▶ [Aim of the exercise]: Find each line in the following listing that has the string "Xylene", then state the count and nothing else.

▶ [Raw records]:

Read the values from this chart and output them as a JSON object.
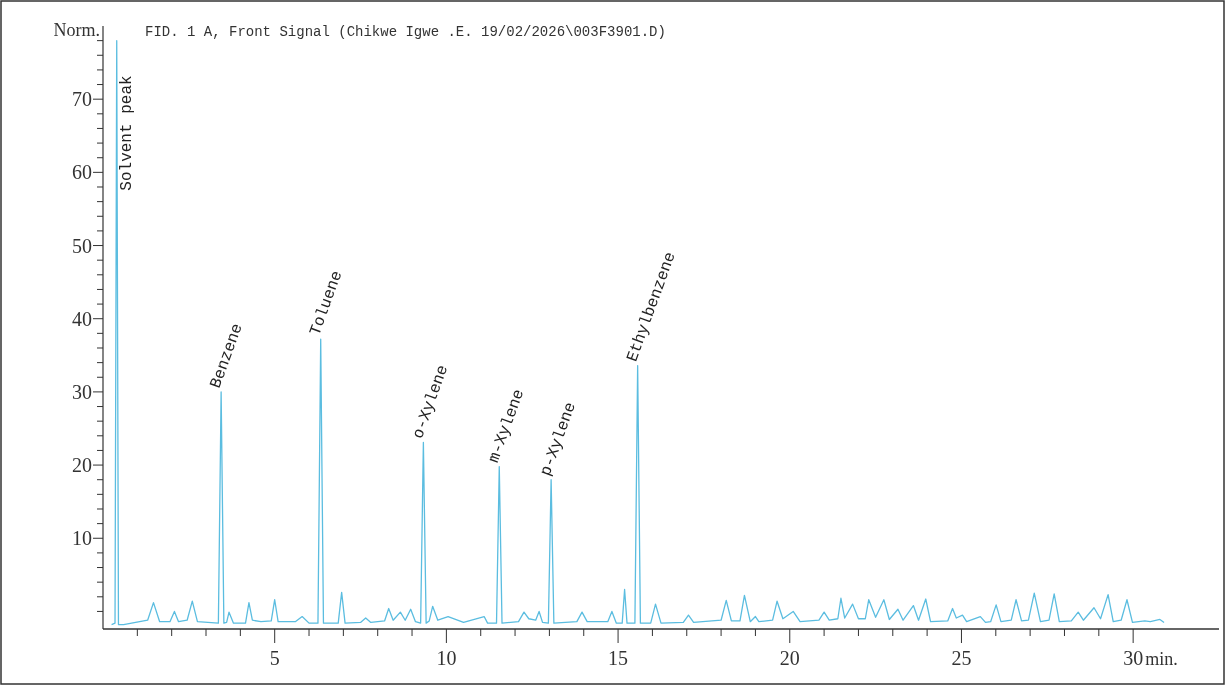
{
  "chart_data": {
    "type": "line",
    "title": "FID. 1 A, Front Signal (Chikwe Igwe .E. 19/02/2026\\003F3901.D)",
    "ylabel": "Norm.",
    "xlabel": "min.",
    "xlim": [
      0,
      32.5
    ],
    "ylim": [
      -2.4,
      80
    ],
    "xticks": [
      {
        "value": 1,
        "label": null
      },
      {
        "value": 2,
        "label": null
      },
      {
        "value": 3,
        "label": null
      },
      {
        "value": 4,
        "label": null
      },
      5,
      {
        "value": 6,
        "label": null
      },
      {
        "value": 7,
        "label": null
      },
      {
        "value": 8,
        "label": null
      },
      {
        "value": 9,
        "label": null
      },
      10,
      {
        "value": 11,
        "label": null
      },
      {
        "value": 12,
        "label": null
      },
      {
        "value": 13,
        "label": null
      },
      {
        "value": 14,
        "label": null
      },
      15,
      {
        "value": 16,
        "label": null
      },
      {
        "value": 17,
        "label": null
      },
      {
        "value": 18,
        "label": null
      },
      {
        "value": 19,
        "label": null
      },
      20,
      {
        "value": 21,
        "label": null
      },
      {
        "value": 22,
        "label": null
      },
      {
        "value": 23,
        "label": null
      },
      {
        "value": 24,
        "label": null
      },
      25,
      {
        "value": 26,
        "label": null
      },
      {
        "value": 27,
        "label": null
      },
      {
        "value": 28,
        "label": null
      },
      {
        "value": 29,
        "label": null
      },
      30
    ],
    "yticks": [
      {
        "value": 0,
        "label": null
      },
      {
        "value": 2,
        "label": null
      },
      {
        "value": 4,
        "label": null
      },
      {
        "value": 6,
        "label": null
      },
      {
        "value": 8,
        "label": null
      },
      10,
      {
        "value": 12,
        "label": null
      },
      {
        "value": 14,
        "label": null
      },
      {
        "value": 16,
        "label": null
      },
      {
        "value": 18,
        "label": null
      },
      20,
      {
        "value": 22,
        "label": null
      },
      {
        "value": 24,
        "label": null
      },
      {
        "value": 26,
        "label": null
      },
      {
        "value": 28,
        "label": null
      },
      30,
      {
        "value": 32,
        "label": null
      },
      {
        "value": 34,
        "label": null
      },
      {
        "value": 36,
        "label": null
      },
      {
        "value": 38,
        "label": null
      },
      40,
      {
        "value": 42,
        "label": null
      },
      {
        "value": 44,
        "label": null
      },
      {
        "value": 46,
        "label": null
      },
      {
        "value": 48,
        "label": null
      },
      50,
      {
        "value": 52,
        "label": null
      },
      {
        "value": 54,
        "label": null
      },
      {
        "value": 56,
        "label": null
      },
      {
        "value": 58,
        "label": null
      },
      60,
      {
        "value": 62,
        "label": null
      },
      {
        "value": 64,
        "label": null
      },
      {
        "value": 66,
        "label": null
      },
      {
        "value": 68,
        "label": null
      },
      70,
      {
        "value": 72,
        "label": null
      },
      {
        "value": 74,
        "label": null
      },
      {
        "value": 76,
        "label": null
      },
      {
        "value": 78,
        "label": null
      }
    ],
    "grid": false,
    "line_style": "solid",
    "series": [
      {
        "color": "#5bbde0",
        "x": [
          0.25,
          0.35,
          0.4,
          0.45,
          0.6,
          1.3,
          1.47,
          1.65,
          1.95,
          2.08,
          2.2,
          2.45,
          2.6,
          2.75,
          3.36,
          3.44,
          3.52,
          3.6,
          3.67,
          3.8,
          4.15,
          4.25,
          4.35,
          4.6,
          4.9,
          5.0,
          5.1,
          5.6,
          5.8,
          6.0,
          6.26,
          6.34,
          6.42,
          6.85,
          6.95,
          7.05,
          7.5,
          7.65,
          7.8,
          8.2,
          8.32,
          8.45,
          8.66,
          8.8,
          8.96,
          9.1,
          9.25,
          9.33,
          9.41,
          9.5,
          9.6,
          9.75,
          10.05,
          10.5,
          11.1,
          11.2,
          11.46,
          11.54,
          11.62,
          12.1,
          12.26,
          12.4,
          12.6,
          12.7,
          12.8,
          12.97,
          13.05,
          13.13,
          13.8,
          13.95,
          14.1,
          14.7,
          14.82,
          14.95,
          15.12,
          15.19,
          15.26,
          15.49,
          15.57,
          15.65,
          15.95,
          16.09,
          16.25,
          16.9,
          17.05,
          17.2,
          18.0,
          18.15,
          18.3,
          18.55,
          18.68,
          18.85,
          19.0,
          19.1,
          19.5,
          19.63,
          19.8,
          20.1,
          20.3,
          20.85,
          21.0,
          21.15,
          21.4,
          21.49,
          21.6,
          21.83,
          22.0,
          22.2,
          22.3,
          22.5,
          22.74,
          22.9,
          23.15,
          23.3,
          23.6,
          23.75,
          23.96,
          24.1,
          24.6,
          24.74,
          24.85,
          25.03,
          25.15,
          25.55,
          25.7,
          25.85,
          26.01,
          26.15,
          26.45,
          26.59,
          26.75,
          26.95,
          27.12,
          27.3,
          27.55,
          27.7,
          27.85,
          28.2,
          28.4,
          28.55,
          28.86,
          29.05,
          29.27,
          29.42,
          29.65,
          29.82,
          29.98,
          30.34,
          30.5,
          30.78,
          30.9
        ],
        "values": [
          -1.8,
          -1.6,
          78,
          -1.8,
          -1.8,
          -1.2,
          1.2,
          -1.4,
          -1.4,
          0,
          -1.4,
          -1.2,
          1.4,
          -1.4,
          -1.6,
          30,
          -1.6,
          -1.5,
          -0.1,
          -1.6,
          -1.6,
          1.2,
          -1.2,
          -1.4,
          -1.3,
          1.6,
          -1.4,
          -1.4,
          -0.7,
          -1.6,
          -1.6,
          37.2,
          -1.6,
          -1.6,
          2.6,
          -1.6,
          -1.5,
          -0.9,
          -1.5,
          -1.3,
          0.4,
          -1.2,
          -0.1,
          -1.2,
          0.3,
          -1.4,
          -1.6,
          23.1,
          -1.6,
          -1.3,
          0.7,
          -1.2,
          -0.7,
          -1.5,
          -0.7,
          -1.6,
          -1.6,
          19.8,
          -1.6,
          -1.4,
          -0.1,
          -1.0,
          -1.2,
          0,
          -1.5,
          -1.6,
          18.0,
          -1.6,
          -1.4,
          -0.1,
          -1.4,
          -1.4,
          0,
          -1.6,
          -1.6,
          3.0,
          -1.6,
          -1.6,
          33.6,
          -1.6,
          -1.6,
          1.0,
          -1.6,
          -1.5,
          -0.5,
          -1.5,
          -1.2,
          1.5,
          -1.3,
          -1.3,
          2.2,
          -1.4,
          -0.7,
          -1.4,
          -1.2,
          1.4,
          -1.0,
          0,
          -1.4,
          -1.2,
          -0.1,
          -1.2,
          -1.0,
          1.8,
          -0.9,
          1.0,
          -1.0,
          -1.0,
          1.6,
          -0.8,
          1.6,
          -1.1,
          0.3,
          -1.2,
          0.8,
          -1.2,
          1.7,
          -1.4,
          -1.3,
          0.4,
          -0.9,
          -0.5,
          -1.4,
          -0.7,
          -1.5,
          -1.4,
          0.9,
          -1.4,
          -1.2,
          1.6,
          -1.3,
          -1.2,
          2.5,
          -1.4,
          -1.2,
          2.4,
          -1.4,
          -1.3,
          -0.1,
          -1.2,
          0.5,
          -1.0,
          2.3,
          -1.4,
          -1.2,
          1.6,
          -1.5,
          -1.3,
          -1.4,
          -1.1,
          -1.5
        ]
      }
    ],
    "annotations": [
      {
        "text": "Solvent peak",
        "x": 0.4,
        "y": 78
      },
      {
        "text": "Benzene",
        "x": 3.44,
        "y": 30
      },
      {
        "text": "Toluene",
        "x": 6.34,
        "y": 37.2
      },
      {
        "text": "o-Xylene",
        "x": 9.33,
        "y": 23.1
      },
      {
        "text": "m-Xylene",
        "x": 11.54,
        "y": 19.8
      },
      {
        "text": "p-Xylene",
        "x": 13.05,
        "y": 18.0
      },
      {
        "text": "Ethylbenzene",
        "x": 15.57,
        "y": 33.6
      }
    ]
  }
}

▶ [Response to this exercise]: 3